=== PROVIDED INFORMATION ===
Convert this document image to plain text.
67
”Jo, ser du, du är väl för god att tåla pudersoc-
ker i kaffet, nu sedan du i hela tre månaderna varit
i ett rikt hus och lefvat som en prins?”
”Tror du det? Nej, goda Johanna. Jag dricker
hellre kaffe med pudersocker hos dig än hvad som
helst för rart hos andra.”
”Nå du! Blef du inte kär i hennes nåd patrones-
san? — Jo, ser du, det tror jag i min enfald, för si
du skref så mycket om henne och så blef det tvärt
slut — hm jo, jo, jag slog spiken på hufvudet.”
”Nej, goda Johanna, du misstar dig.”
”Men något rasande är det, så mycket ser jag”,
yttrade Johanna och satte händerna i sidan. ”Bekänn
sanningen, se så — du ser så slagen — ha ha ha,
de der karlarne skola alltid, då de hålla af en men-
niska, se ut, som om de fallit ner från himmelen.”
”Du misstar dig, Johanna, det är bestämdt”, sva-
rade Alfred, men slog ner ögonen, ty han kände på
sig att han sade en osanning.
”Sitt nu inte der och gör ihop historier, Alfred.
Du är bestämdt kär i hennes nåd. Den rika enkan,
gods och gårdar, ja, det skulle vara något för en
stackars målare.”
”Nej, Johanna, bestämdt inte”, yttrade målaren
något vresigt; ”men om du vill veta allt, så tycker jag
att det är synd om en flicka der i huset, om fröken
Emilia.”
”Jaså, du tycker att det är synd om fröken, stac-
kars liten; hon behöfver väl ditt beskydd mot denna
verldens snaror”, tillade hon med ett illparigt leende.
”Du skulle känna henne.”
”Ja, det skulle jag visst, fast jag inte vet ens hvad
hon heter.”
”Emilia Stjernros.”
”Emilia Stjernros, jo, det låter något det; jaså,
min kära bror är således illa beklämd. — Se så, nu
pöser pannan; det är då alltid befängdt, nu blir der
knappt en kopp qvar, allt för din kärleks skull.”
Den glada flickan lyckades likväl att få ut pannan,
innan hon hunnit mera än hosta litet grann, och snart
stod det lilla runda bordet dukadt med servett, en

=== WHAT TO DO ===
Repeat every line of the material exactly as given.

=== WORKED ANSWER ===
Convert this document image to plain text.
67
”Jo, ser du, du är väl för god att tåla pudersoc-
ker i kaffet, nu sedan du i hela tre månaderna varit
i ett rikt hus och lefvat som en prins?”
”Tror du det? Nej, goda Johanna. Jag dricker
hellre kaffe med pudersocker hos dig än hvad som
helst för rart hos andra.”
”Nå du! Blef du inte kär i hennes nåd patrones-
san? — Jo, ser du, det tror jag i min enfald, för si
du skref så mycket om henne och så blef det tvärt
slut — hm jo, jo, jag slog spiken på hufvudet.”
”Nej, goda Johanna, du misstar dig.”
”Men något rasande är det, så mycket ser jag”,
yttrade Johanna och satte händerna i sidan. ”Bekänn
sanningen, se så — du ser så slagen — ha ha ha,
de der karlarne skola alltid, då de hålla af en men-
niska, se ut, som om de fallit ner från himmelen.”
”Du misstar dig, Johanna, det är bestämdt”, sva-
rade Alfred, men slog ner ögonen, ty han kände på
sig att han sade en osanning.
”Sitt nu inte der och gör ihop historier, Alfred.
Du är bestämdt kär i hennes nåd. Den rika enkan,
gods och gårdar, ja, det skulle vara något för en
stackars målare.”
”Nej, Johanna, bestämdt inte”, yttrade målaren
något vresigt; ”men om du vill veta allt, så tycker jag
att det är synd om en flicka der i huset, om fröken
Emilia.”
”Jaså, du tycker att det är synd om fröken, stac-
kars liten; hon behöfver väl ditt beskydd mot denna
verldens snaror”, tillade hon med ett illparigt leende.
”Du skulle känna henne.”
”Ja, det skulle jag visst, fast jag inte vet ens hvad
hon heter.”
”Emilia Stjernros.”
”Emilia Stjernros, jo, det låter något det; jaså,
min kära bror är således illa beklämd. — Se så, nu
pöser pannan; det är då alltid befängdt, nu blir der
knappt en kopp qvar, allt för din kärleks skull.”
Den glada flickan lyckades likväl att få ut pannan,
innan hon hunnit mera än hosta litet grann, och snart
stod det lilla runda bordet dukadt med servett, en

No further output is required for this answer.